** STATED GOAL **
The data follows this line. Copy verbatim the line with "What data populates" and each line after it to the end.
::::::
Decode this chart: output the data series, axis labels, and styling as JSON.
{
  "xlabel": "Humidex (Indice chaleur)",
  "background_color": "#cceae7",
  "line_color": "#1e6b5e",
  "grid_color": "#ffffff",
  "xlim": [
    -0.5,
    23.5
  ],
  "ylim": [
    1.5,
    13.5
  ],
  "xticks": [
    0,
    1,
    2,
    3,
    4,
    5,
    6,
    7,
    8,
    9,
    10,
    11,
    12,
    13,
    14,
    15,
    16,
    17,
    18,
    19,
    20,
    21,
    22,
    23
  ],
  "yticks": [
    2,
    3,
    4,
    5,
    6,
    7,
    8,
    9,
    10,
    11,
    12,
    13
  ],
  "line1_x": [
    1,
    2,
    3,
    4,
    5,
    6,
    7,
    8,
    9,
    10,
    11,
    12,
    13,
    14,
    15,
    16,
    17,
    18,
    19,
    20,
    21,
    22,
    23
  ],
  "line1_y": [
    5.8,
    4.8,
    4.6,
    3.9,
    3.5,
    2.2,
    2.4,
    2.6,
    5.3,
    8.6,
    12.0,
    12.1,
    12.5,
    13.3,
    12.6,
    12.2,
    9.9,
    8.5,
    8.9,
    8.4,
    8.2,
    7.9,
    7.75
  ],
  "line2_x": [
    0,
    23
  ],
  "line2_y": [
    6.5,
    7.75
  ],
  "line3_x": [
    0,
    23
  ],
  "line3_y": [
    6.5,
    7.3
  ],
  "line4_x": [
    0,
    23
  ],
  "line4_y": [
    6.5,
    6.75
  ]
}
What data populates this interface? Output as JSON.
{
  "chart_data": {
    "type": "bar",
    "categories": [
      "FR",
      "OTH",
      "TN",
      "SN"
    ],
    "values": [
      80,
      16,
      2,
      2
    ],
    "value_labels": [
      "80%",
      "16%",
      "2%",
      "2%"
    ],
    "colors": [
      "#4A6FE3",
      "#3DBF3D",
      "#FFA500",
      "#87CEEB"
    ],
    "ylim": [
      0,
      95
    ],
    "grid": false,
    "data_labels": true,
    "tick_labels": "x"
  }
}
::::::
** FINISHED TASK **
What data populates this interface? Output as JSON.
{
  "chart_data": {
    "type": "bar",
    "categories": [
      "FR",
      "OTH",
      "TN",
      "SN"
    ],
    "values": [
      80,
      16,
      2,
      2
    ],
    "value_labels": [
      "80%",
      "16%",
      "2%",
      "2%"
    ],
    "colors": [
      "#4A6FE3",
      "#3DBF3D",
      "#FFA500",
      "#87CEEB"
    ],
    "ylim": [
      0,
      95
    ],
    "grid": false,
    "data_labels": true,
    "tick_labels": "x"
  }
}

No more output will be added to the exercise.